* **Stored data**
- - - - -

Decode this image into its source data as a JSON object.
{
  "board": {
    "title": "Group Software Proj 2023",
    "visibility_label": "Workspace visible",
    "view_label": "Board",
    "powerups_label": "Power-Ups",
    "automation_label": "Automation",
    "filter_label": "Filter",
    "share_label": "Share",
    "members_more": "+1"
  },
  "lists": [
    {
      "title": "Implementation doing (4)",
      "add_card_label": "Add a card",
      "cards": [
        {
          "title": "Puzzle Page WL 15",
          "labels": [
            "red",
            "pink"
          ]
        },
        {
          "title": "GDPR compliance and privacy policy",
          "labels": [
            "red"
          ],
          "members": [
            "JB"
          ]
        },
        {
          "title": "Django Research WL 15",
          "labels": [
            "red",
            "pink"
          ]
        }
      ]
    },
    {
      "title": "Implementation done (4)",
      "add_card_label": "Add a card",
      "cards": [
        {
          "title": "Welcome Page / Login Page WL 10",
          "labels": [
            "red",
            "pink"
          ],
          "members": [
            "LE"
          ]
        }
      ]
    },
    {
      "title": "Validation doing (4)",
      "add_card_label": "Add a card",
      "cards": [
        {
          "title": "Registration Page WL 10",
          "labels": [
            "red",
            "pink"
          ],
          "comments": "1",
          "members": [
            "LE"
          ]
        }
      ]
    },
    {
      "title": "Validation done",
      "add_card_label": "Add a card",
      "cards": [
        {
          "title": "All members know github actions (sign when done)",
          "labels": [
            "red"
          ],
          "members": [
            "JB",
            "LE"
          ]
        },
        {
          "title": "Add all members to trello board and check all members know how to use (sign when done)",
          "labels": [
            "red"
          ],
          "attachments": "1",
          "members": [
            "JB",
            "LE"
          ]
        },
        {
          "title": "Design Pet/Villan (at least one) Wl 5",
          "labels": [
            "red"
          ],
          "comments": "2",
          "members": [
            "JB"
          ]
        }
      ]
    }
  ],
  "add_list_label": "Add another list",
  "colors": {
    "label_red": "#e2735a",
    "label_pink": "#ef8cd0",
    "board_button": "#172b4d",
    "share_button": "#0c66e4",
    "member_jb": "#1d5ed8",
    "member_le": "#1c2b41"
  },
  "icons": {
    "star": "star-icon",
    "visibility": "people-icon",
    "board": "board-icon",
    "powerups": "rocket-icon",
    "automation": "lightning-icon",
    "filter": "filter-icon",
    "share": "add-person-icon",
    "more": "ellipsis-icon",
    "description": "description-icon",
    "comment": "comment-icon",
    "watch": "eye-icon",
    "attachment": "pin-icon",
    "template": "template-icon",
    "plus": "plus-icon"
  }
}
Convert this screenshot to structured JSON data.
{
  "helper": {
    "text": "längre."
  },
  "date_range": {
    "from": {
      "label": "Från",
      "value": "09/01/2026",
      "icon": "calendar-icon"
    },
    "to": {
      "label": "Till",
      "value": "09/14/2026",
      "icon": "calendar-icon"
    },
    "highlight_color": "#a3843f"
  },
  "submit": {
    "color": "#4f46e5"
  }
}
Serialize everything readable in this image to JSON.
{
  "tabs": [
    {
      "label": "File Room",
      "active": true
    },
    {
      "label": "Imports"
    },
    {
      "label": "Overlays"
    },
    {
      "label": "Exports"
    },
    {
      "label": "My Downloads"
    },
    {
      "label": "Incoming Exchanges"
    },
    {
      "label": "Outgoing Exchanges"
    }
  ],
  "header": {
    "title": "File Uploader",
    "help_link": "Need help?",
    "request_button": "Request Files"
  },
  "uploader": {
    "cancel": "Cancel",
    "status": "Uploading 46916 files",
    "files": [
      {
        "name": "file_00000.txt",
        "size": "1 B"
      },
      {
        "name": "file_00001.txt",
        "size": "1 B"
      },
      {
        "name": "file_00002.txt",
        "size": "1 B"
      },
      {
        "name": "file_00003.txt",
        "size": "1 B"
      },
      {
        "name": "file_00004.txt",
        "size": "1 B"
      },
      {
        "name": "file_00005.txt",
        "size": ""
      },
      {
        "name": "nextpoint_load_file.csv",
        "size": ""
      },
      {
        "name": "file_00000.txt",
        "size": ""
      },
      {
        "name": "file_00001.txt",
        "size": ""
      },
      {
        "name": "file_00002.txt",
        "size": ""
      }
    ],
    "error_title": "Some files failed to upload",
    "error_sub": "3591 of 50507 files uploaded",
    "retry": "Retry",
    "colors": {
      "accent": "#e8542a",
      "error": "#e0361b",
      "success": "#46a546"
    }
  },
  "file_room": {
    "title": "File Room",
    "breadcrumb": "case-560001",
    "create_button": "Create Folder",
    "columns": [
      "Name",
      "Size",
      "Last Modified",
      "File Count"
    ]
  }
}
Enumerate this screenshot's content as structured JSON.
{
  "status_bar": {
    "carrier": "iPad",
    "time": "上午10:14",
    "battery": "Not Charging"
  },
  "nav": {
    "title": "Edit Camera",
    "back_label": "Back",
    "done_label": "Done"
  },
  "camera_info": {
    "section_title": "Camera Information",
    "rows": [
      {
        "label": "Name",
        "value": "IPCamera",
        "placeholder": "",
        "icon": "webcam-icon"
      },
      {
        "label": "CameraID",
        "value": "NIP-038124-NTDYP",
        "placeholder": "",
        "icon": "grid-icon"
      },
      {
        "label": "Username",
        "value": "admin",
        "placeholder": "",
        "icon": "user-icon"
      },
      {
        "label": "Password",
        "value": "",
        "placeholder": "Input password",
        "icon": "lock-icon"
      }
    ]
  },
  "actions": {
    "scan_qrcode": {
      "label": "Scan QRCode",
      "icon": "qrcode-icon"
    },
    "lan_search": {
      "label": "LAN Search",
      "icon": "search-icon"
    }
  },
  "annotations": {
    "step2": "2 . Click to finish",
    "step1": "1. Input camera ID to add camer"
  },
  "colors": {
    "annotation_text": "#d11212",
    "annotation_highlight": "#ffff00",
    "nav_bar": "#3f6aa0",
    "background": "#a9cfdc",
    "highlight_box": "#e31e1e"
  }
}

- - - - -

* **Task goal**
Every record should be repeated exactly; please leave none out.

* **Answer to this task**
Decode this image into its source data as a JSON object.
{
  "board": {
    "title": "Group Software Proj 2023",
    "visibility_label": "Workspace visible",
    "view_label": "Board",
    "powerups_label": "Power-Ups",
    "automation_label": "Automation",
    "filter_label": "Filter",
    "share_label": "Share",
    "members_more": "+1"
  },
  "lists": [
    {
      "title": "Implementation doing (4)",
      "add_card_label": "Add a card",
      "cards": [
        {
          "title": "Puzzle Page WL 15",
          "labels": [
            "red",
            "pink"
          ]
        },
        {
          "title": "GDPR compliance and privacy policy",
          "labels": [
            "red"
          ],
          "members": [
            "JB"
          ]
        },
        {
          "title": "Django Research WL 15",
          "labels": [
            "red",
            "pink"
          ]
        }
      ]
    },
    {
      "title": "Implementation done (4)",
      "add_card_label": "Add a card",
      "cards": [
        {
          "title": "Welcome Page / Login Page WL 10",
          "labels": [
            "red",
            "pink"
          ],
          "members": [
            "LE"
          ]
        }
      ]
    },
    {
      "title": "Validation doing (4)",
      "add_card_label": "Add a card",
      "cards": [
        {
          "title": "Registration Page WL 10",
          "labels": [
            "red",
            "pink"
          ],
          "comments": "1",
          "members": [
            "LE"
          ]
        }
      ]
    },
    {
      "title": "Validation done",
      "add_card_label": "Add a card",
      "cards": [
        {
          "title": "All members know github actions (sign when done)",
          "labels": [
            "red"
          ],
          "members": [
            "JB",
            "LE"
          ]
        },
        {
          "title": "Add all members to trello board and check all members know how to use (sign when done)",
          "labels": [
            "red"
          ],
          "attachments": "1",
          "members": [
            "JB",
            "LE"
          ]
        },
        {
          "title": "Design Pet/Villan (at least one) Wl 5",
          "labels": [
            "red"
          ],
          "comments": "2",
          "members": [
            "JB"
          ]
        }
      ]
    }
  ],
  "add_list_label": "Add another list",
  "colors": {
    "label_red": "#e2735a",
    "label_pink": "#ef8cd0",
    "board_button": "#172b4d",
    "share_button": "#0c66e4",
    "member_jb": "#1d5ed8",
    "member_le": "#1c2b41"
  },
  "icons": {
    "star": "star-icon",
    "visibility": "people-icon",
    "board": "board-icon",
    "powerups": "rocket-icon",
    "automation": "lightning-icon",
    "filter": "filter-icon",
    "share": "add-person-icon",
    "more": "ellipsis-icon",
    "description": "description-icon",
    "comment": "comment-icon",
    "watch": "eye-icon",
    "attachment": "pin-icon",
    "template": "template-icon",
    "plus": "plus-icon"
  }
}
Convert this screenshot to structured JSON data.
{
  "helper": {
    "text": "längre."
  },
  "date_range": {
    "from": {
      "label": "Från",
      "value": "09/01/2026",
      "icon": "calendar-icon"
    },
    "to": {
      "label": "Till",
      "value": "09/14/2026",
      "icon": "calendar-icon"
    },
    "highlight_color": "#a3843f"
  },
  "submit": {
    "color": "#4f46e5"
  }
}
Serialize everything readable in this image to JSON.
{
  "tabs": [
    {
      "label": "File Room",
      "active": true
    },
    {
      "label": "Imports"
    },
    {
      "label": "Overlays"
    },
    {
      "label": "Exports"
    },
    {
      "label": "My Downloads"
    },
    {
      "label": "Incoming Exchanges"
    },
    {
      "label": "Outgoing Exchanges"
    }
  ],
  "header": {
    "title": "File Uploader",
    "help_link": "Need help?",
    "request_button": "Request Files"
  },
  "uploader": {
    "cancel": "Cancel",
    "status": "Uploading 46916 files",
    "files": [
      {
        "name": "file_00000.txt",
        "size": "1 B"
      },
      {
        "name": "file_00001.txt",
        "size": "1 B"
      },
      {
        "name": "file_00002.txt",
        "size": "1 B"
      },
      {
        "name": "file_00003.txt",
        "size": "1 B"
      },
      {
        "name": "file_00004.txt",
        "size": "1 B"
      },
      {
        "name": "file_00005.txt",
        "size": ""
      },
      {
        "name": "nextpoint_load_file.csv",
        "size": ""
      },
      {
        "name": "file_00000.txt",
        "size": ""
      },
      {
        "name": "file_00001.txt",
        "size": ""
      },
      {
        "name": "file_00002.txt",
        "size": ""
      }
    ],
    "error_title": "Some files failed to upload",
    "error_sub": "3591 of 50507 files uploaded",
    "retry": "Retry",
    "colors": {
      "accent": "#e8542a",
      "error": "#e0361b",
      "success": "#46a546"
    }
  },
  "file_room": {
    "title": "File Room",
    "breadcrumb": "case-560001",
    "create_button": "Create Folder",
    "columns": [
      "Name",
      "Size",
      "Last Modified",
      "File Count"
    ]
  }
}
Enumerate this screenshot's content as structured JSON.
{
  "status_bar": {
    "carrier": "iPad",
    "time": "上午10:14",
    "battery": "Not Charging"
  },
  "nav": {
    "title": "Edit Camera",
    "back_label": "Back",
    "done_label": "Done"
  },
  "camera_info": {
    "section_title": "Camera Information",
    "rows": [
      {
        "label": "Name",
        "value": "IPCamera",
        "placeholder": "",
        "icon": "webcam-icon"
      },
      {
        "label": "CameraID",
        "value": "NIP-038124-NTDYP",
        "placeholder": "",
        "icon": "grid-icon"
      },
      {
        "label": "Username",
        "value": "admin",
        "placeholder": "",
        "icon": "user-icon"
      },
      {
        "label": "Password",
        "value": "",
        "placeholder": "Input password",
        "icon": "lock-icon"
      }
    ]
  },
  "actions": {
    "scan_qrcode": {
      "label": "Scan QRCode",
      "icon": "qrcode-icon"
    },
    "lan_search": {
      "label": "LAN Search",
      "icon": "search-icon"
    }
  },
  "annotations": {
    "step2": "2 . Click to finish",
    "step1": "1. Input camera ID to add camer"
  },
  "colors": {
    "annotation_text": "#d11212",
    "annotation_highlight": "#ffff00",
    "nav_bar": "#3f6aa0",
    "background": "#a9cfdc",
    "highlight_box": "#e31e1e"
  }
}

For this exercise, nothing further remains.